(WHAT YOU HAVE TO DO): Sift the listing for lines that hold the string "Stora" and pull them out.

[Items listed in a dataset]
☆ ☆ ☆ ☆ ☆ ☆ ☆

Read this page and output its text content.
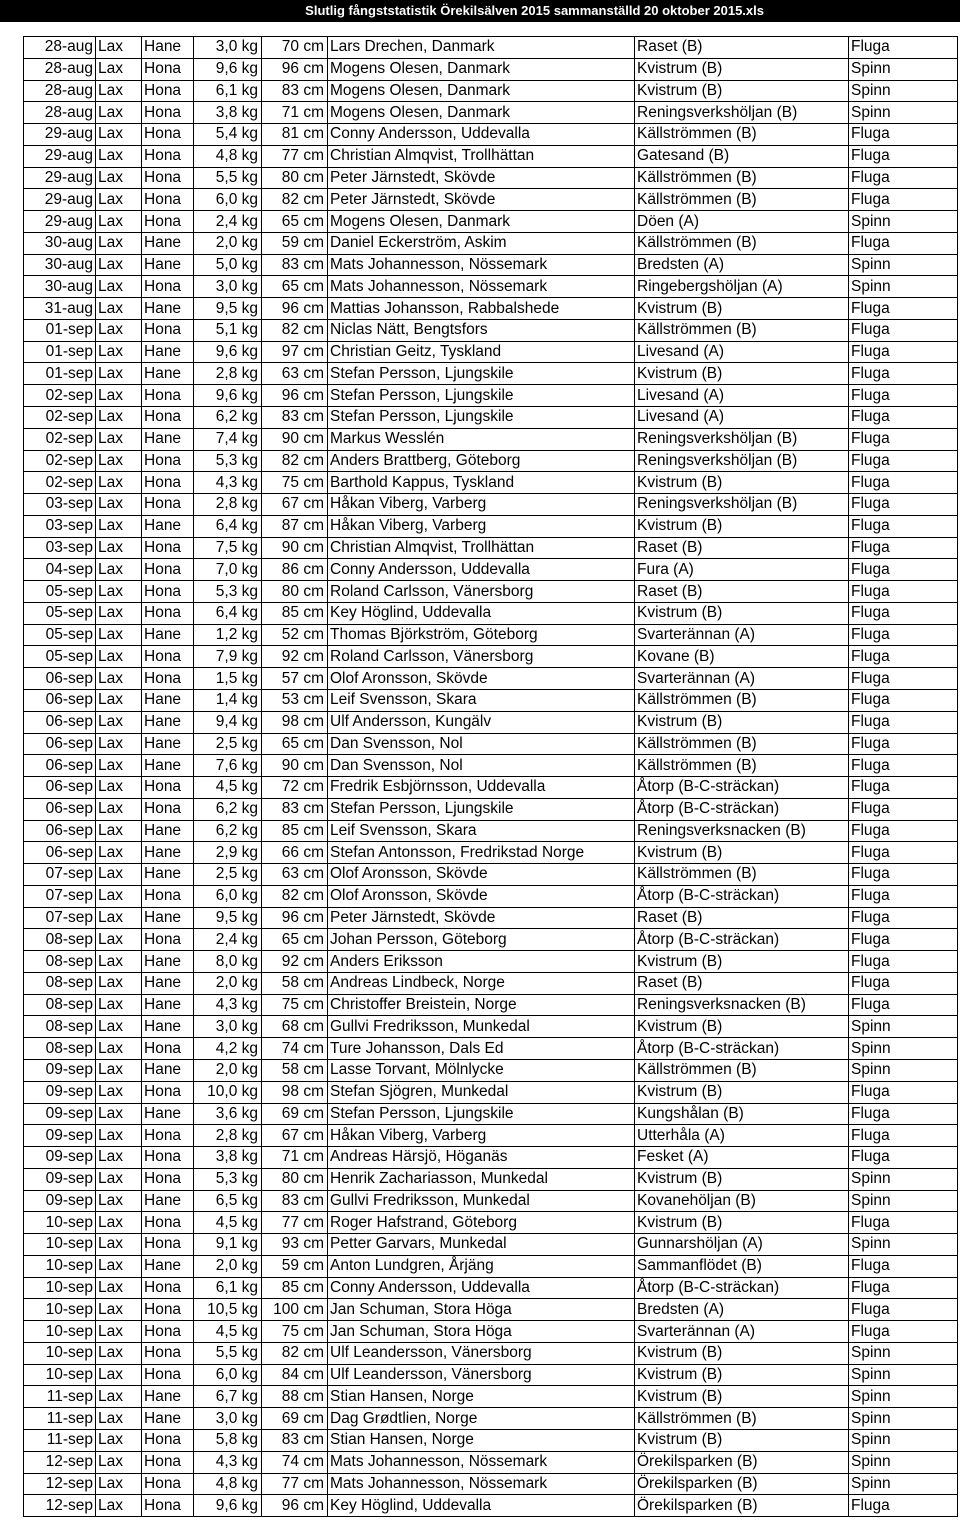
Slutlig fångststatistik Örekilsälven 2015 sammanställd 20 oktober 2015.xls
28-aug	Lax	Hane	3,0 kg	70 cm	Lars Drechen, Danmark	Raset (B)	Fluga
28-aug	Lax	Hona	9,6 kg	96 cm	Mogens Olesen, Danmark	Kvistrum (B)	Spinn
28-aug	Lax	Hona	6,1 kg	83 cm	Mogens Olesen, Danmark	Kvistrum (B)	Spinn
28-aug	Lax	Hona	3,8 kg	71 cm	Mogens Olesen, Danmark	Reningsverkshöljan (B)	Spinn
29-aug	Lax	Hona	5,4 kg	81 cm	Conny Andersson, Uddevalla	Källströmmen (B)	Fluga
29-aug	Lax	Hona	4,8 kg	77 cm	Christian Almqvist, Trollhättan	Gatesand (B)	Fluga
29-aug	Lax	Hona	5,5 kg	80 cm	Peter Järnstedt, Skövde	Källströmmen (B)	Fluga
29-aug	Lax	Hona	6,0 kg	82 cm	Peter Järnstedt, Skövde	Källströmmen (B)	Fluga
29-aug	Lax	Hona	2,4 kg	65 cm	Mogens Olesen, Danmark	Döen (A)	Spinn
30-aug	Lax	Hane	2,0 kg	59 cm	Daniel Eckerström, Askim	Källströmmen (B)	Fluga
30-aug	Lax	Hane	5,0 kg	83 cm	Mats Johannesson, Nössemark	Bredsten (A)	Spinn
30-aug	Lax	Hona	3,0 kg	65 cm	Mats Johannesson, Nössemark	Ringebergshöljan (A)	Spinn
31-aug	Lax	Hane	9,5 kg	96 cm	Mattias Johansson, Rabbalshede	Kvistrum (B)	Fluga
01-sep	Lax	Hona	5,1 kg	82 cm	Niclas Nätt, Bengtsfors	Källströmmen (B)	Fluga
01-sep	Lax	Hane	9,6 kg	97 cm	Christian Geitz, Tyskland	Livesand (A)	Fluga
01-sep	Lax	Hane	2,8 kg	63 cm	Stefan Persson, Ljungskile	Kvistrum (B)	Fluga
02-sep	Lax	Hona	9,6 kg	96 cm	Stefan Persson, Ljungskile	Livesand (A)	Fluga
02-sep	Lax	Hona	6,2 kg	83 cm	Stefan Persson, Ljungskile	Livesand (A)	Fluga
02-sep	Lax	Hane	7,4 kg	90 cm	Markus Wesslén	Reningsverkshöljan (B)	Fluga
02-sep	Lax	Hona	5,3 kg	82 cm	Anders Brattberg, Göteborg	Reningsverkshöljan (B)	Fluga
02-sep	Lax	Hona	4,3 kg	75 cm	Barthold Kappus, Tyskland	Kvistrum (B)	Fluga
03-sep	Lax	Hona	2,8 kg	67 cm	Håkan Viberg, Varberg	Reningsverkshöljan (B)	Fluga
03-sep	Lax	Hane	6,4 kg	87 cm	Håkan Viberg, Varberg	Kvistrum (B)	Fluga
03-sep	Lax	Hona	7,5 kg	90 cm	Christian Almqvist, Trollhättan	Raset (B)	Fluga
04-sep	Lax	Hona	7,0 kg	86 cm	Conny Andersson, Uddevalla	Fura (A)	Fluga
05-sep	Lax	Hona	5,3 kg	80 cm	Roland Carlsson, Vänersborg	Raset (B)	Fluga
05-sep	Lax	Hona	6,4 kg	85 cm	Key Höglind, Uddevalla	Kvistrum (B)	Fluga
05-sep	Lax	Hane	1,2 kg	52 cm	Thomas Björkström, Göteborg	Svarterännan (A)	Fluga
05-sep	Lax	Hona	7,9 kg	92 cm	Roland Carlsson, Vänersborg	Kovane (B)	Fluga
06-sep	Lax	Hona	1,5 kg	57 cm	Olof Aronsson, Skövde	Svarterännan (A)	Fluga
06-sep	Lax	Hane	1,4 kg	53 cm	Leif Svensson, Skara	Källströmmen (B)	Fluga
06-sep	Lax	Hane	9,4 kg	98 cm	Ulf Andersson, Kungälv	Kvistrum (B)	Fluga
06-sep	Lax	Hane	2,5 kg	65 cm	Dan Svensson, Nol	Källströmmen (B)	Fluga
06-sep	Lax	Hane	7,6 kg	90 cm	Dan Svensson, Nol	Källströmmen (B)	Fluga
06-sep	Lax	Hona	4,5 kg	72 cm	Fredrik Esbjörnsson, Uddevalla	Åtorp (B-C-sträckan)	Fluga
06-sep	Lax	Hona	6,2 kg	83 cm	Stefan Persson, Ljungskile	Åtorp (B-C-sträckan)	Fluga
06-sep	Lax	Hane	6,2 kg	85 cm	Leif Svensson, Skara	Reningsverksnacken (B)	Fluga
06-sep	Lax	Hane	2,9 kg	66 cm	Stefan Antonsson, Fredrikstad Norge	Kvistrum (B)	Fluga
07-sep	Lax	Hane	2,5 kg	63 cm	Olof Aronsson, Skövde	Källströmmen (B)	Fluga
07-sep	Lax	Hona	6,0 kg	82 cm	Olof Aronsson, Skövde	Åtorp (B-C-sträckan)	Fluga
07-sep	Lax	Hane	9,5 kg	96 cm	Peter Järnstedt, Skövde	Raset (B)	Fluga
08-sep	Lax	Hona	2,4 kg	65 cm	Johan Persson, Göteborg	Åtorp (B-C-sträckan)	Fluga
08-sep	Lax	Hane	8,0 kg	92 cm	Anders Eriksson	Kvistrum (B)	Fluga
08-sep	Lax	Hane	2,0 kg	58 cm	Andreas Lindbeck, Norge	Raset (B)	Fluga
08-sep	Lax	Hane	4,3 kg	75 cm	Christoffer Breistein, Norge	Reningsverksnacken (B)	Fluga
08-sep	Lax	Hane	3,0 kg	68 cm	Gullvi Fredriksson, Munkedal	Kvistrum (B)	Spinn
08-sep	Lax	Hona	4,2 kg	74 cm	Ture Johansson, Dals Ed	Åtorp (B-C-sträckan)	Spinn
09-sep	Lax	Hane	2,0 kg	58 cm	Lasse Torvant, Mölnlycke	Källströmmen (B)	Spinn
09-sep	Lax	Hona	10,0 kg	98 cm	Stefan Sjögren, Munkedal	Kvistrum (B)	Fluga
09-sep	Lax	Hane	3,6 kg	69 cm	Stefan Persson, Ljungskile	Kungshålan (B)	Fluga
09-sep	Lax	Hona	2,8 kg	67 cm	Håkan Viberg, Varberg	Utterhåla (A)	Fluga
09-sep	Lax	Hona	3,8 kg	71 cm	Andreas Härsjö, Höganäs	Fesket (A)	Fluga
09-sep	Lax	Hona	5,3 kg	80 cm	Henrik Zachariasson, Munkedal	Kvistrum (B)	Spinn
09-sep	Lax	Hane	6,5 kg	83 cm	Gullvi Fredriksson, Munkedal	Kovanehöljan (B)	Spinn
10-sep	Lax	Hona	4,5 kg	77 cm	Roger Hafstrand, Göteborg	Kvistrum (B)	Fluga
10-sep	Lax	Hona	9,1 kg	93 cm	Petter Garvars, Munkedal	Gunnarshöljan (A)	Spinn
10-sep	Lax	Hane	2,0 kg	59 cm	Anton Lundgren, Årjäng	Sammanflödet (B)	Fluga
10-sep	Lax	Hona	6,1 kg	85 cm	Conny Andersson, Uddevalla	Åtorp (B-C-sträckan)	Fluga
10-sep	Lax	Hona	10,5 kg	100 cm	Jan Schuman, Stora Höga	Bredsten (A)	Fluga
10-sep	Lax	Hona	4,5 kg	75 cm	Jan Schuman, Stora Höga	Svarterännan (A)	Fluga
10-sep	Lax	Hona	5,5 kg	82 cm	Ulf Leandersson, Vänersborg	Kvistrum (B)	Spinn
10-sep	Lax	Hona	6,0 kg	84 cm	Ulf Leandersson, Vänersborg	Kvistrum (B)	Spinn
11-sep	Lax	Hane	6,7 kg	88 cm	Stian Hansen, Norge	Kvistrum (B)	Spinn
11-sep	Lax	Hane	3,0 kg	69 cm	Dag Grødtlien, Norge	Källströmmen (B)	Spinn
11-sep	Lax	Hona	5,8 kg	83 cm	Stian Hansen, Norge	Kvistrum (B)	Spinn
12-sep	Lax	Hona	4,3 kg	74 cm	Mats Johannesson, Nössemark	Örekilsparken (B)	Spinn
12-sep	Lax	Hona	4,8 kg	77 cm	Mats Johannesson, Nössemark	Örekilsparken (B)	Spinn
12-sep	Lax	Hona	9,6 kg	96 cm	Key Höglind, Uddevalla	Örekilsparken (B)	Fluga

☆ ☆ ☆ ☆ ☆ ☆ ☆

(EXPECTED OUTPUT):
10-sep	Lax	Hona	10,5 kg	100 cm	Jan Schuman, Stora Höga	Bredsten (A)	Fluga
10-sep	Lax	Hona	4,5 kg	75 cm	Jan Schuman, Stora Höga	Svarterännan (A)	Fluga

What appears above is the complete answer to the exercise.